*What is expected:* Extract the whole listing as it stands. Do not include the pictures.

*Provided information:*
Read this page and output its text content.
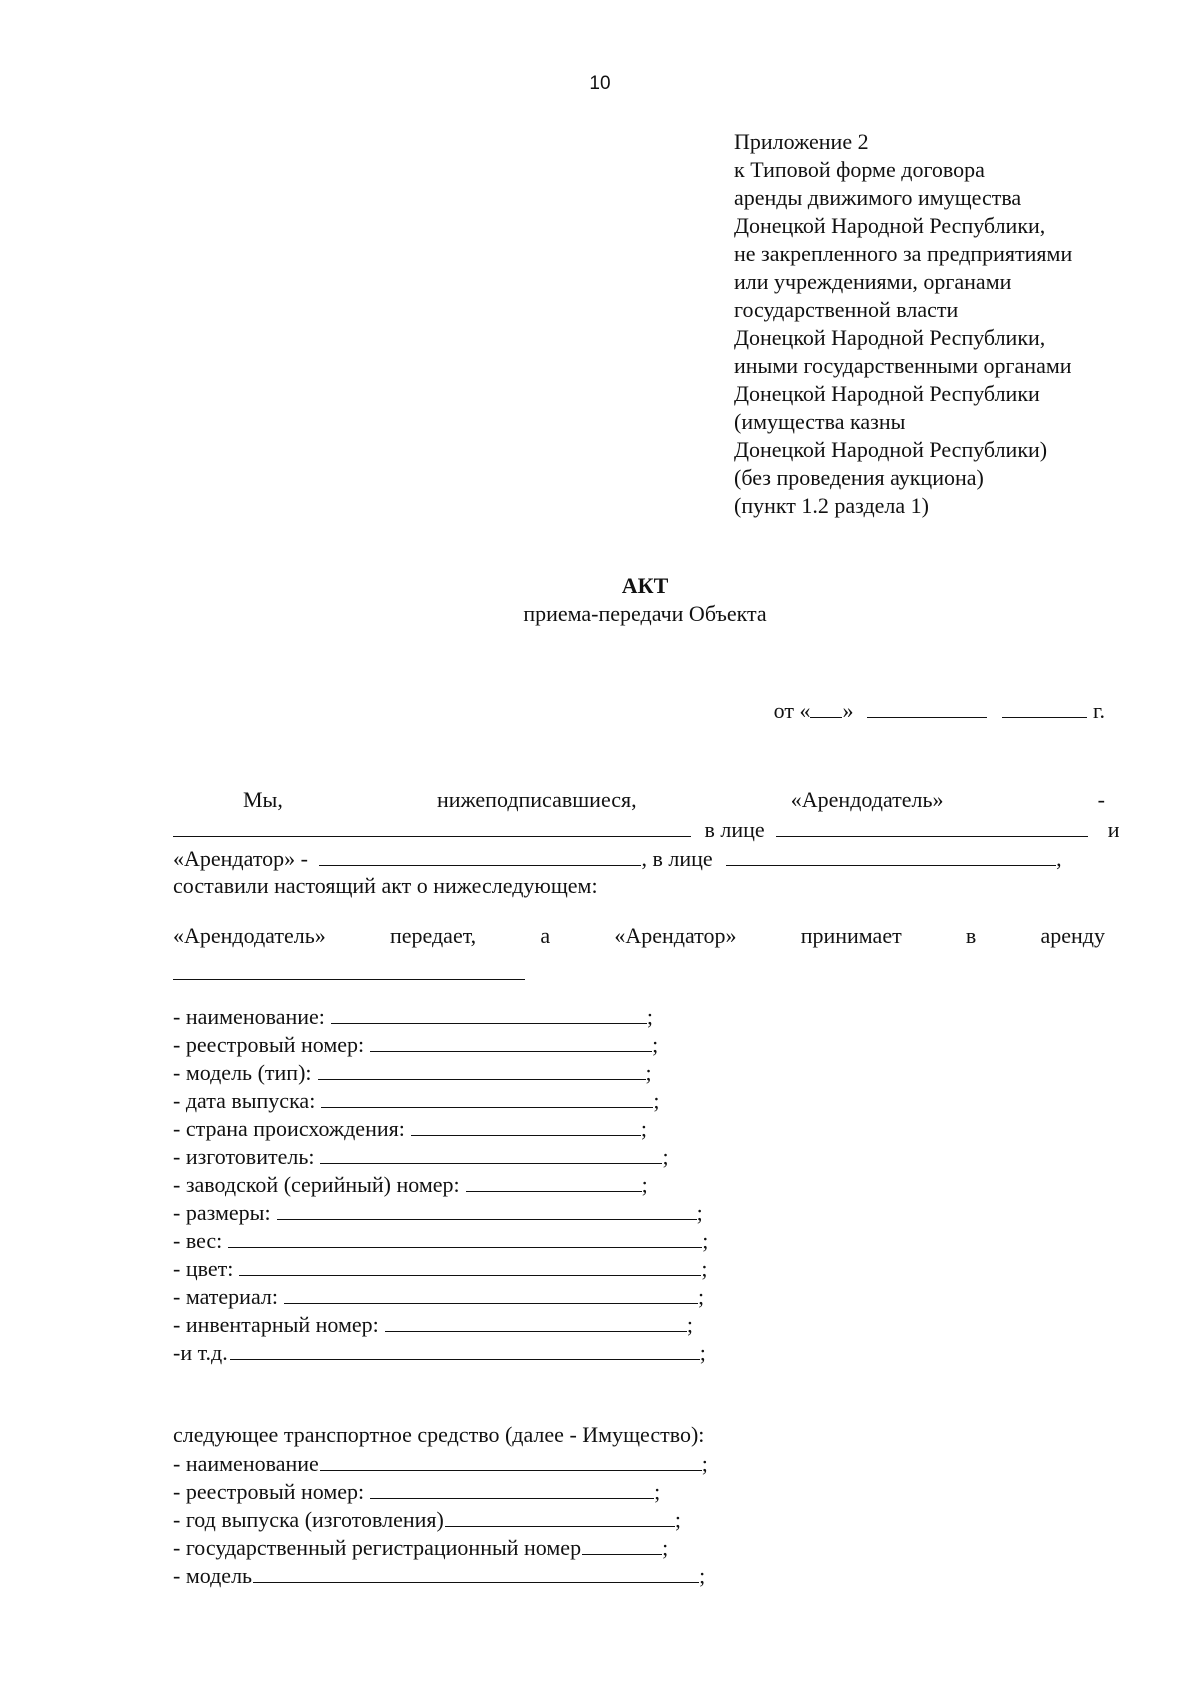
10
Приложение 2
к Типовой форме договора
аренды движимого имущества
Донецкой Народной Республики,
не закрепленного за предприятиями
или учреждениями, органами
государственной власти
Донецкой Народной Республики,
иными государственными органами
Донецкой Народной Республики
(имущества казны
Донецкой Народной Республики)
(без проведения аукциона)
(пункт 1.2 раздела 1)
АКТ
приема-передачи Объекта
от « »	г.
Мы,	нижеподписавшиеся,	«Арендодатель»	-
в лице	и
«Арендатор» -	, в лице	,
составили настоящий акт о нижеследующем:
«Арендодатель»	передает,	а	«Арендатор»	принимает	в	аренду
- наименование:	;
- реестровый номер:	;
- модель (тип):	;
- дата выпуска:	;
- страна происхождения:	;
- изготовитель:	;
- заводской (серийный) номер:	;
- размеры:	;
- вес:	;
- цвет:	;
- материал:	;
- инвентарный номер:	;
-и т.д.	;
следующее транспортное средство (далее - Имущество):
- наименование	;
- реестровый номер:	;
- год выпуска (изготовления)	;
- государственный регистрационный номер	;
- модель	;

*Output below:*
Read this page and output its text content.
10
Приложение 2
к Типовой форме договора
аренды движимого имущества
Донецкой Народной Республики,
не закрепленного за предприятиями
или учреждениями, органами
государственной власти
Донецкой Народной Республики,
иными государственными органами
Донецкой Народной Республики
(имущества казны
Донецкой Народной Республики)
(без проведения аукциона)
(пункт 1.2 раздела 1)
АКТ
приема-передачи Объекта
от « »	г.
Мы,	нижеподписавшиеся,	«Арендодатель»	-
в лице	и
«Арендатор» -	, в лице	,
составили настоящий акт о нижеследующем:
«Арендодатель»	передает,	а	«Арендатор»	принимает	в	аренду
- наименование:	;
- реестровый номер:	;
- модель (тип):	;
- дата выпуска:	;
- страна происхождения:	;
- изготовитель:	;
- заводской (серийный) номер:	;
- размеры:	;
- вес:	;
- цвет:	;
- материал:	;
- инвентарный номер:	;
-и т.д.	;
следующее транспортное средство (далее - Имущество):
- наименование	;
- реестровый номер:	;
- год выпуска (изготовления)	;
- государственный регистрационный номер	;
- модель	;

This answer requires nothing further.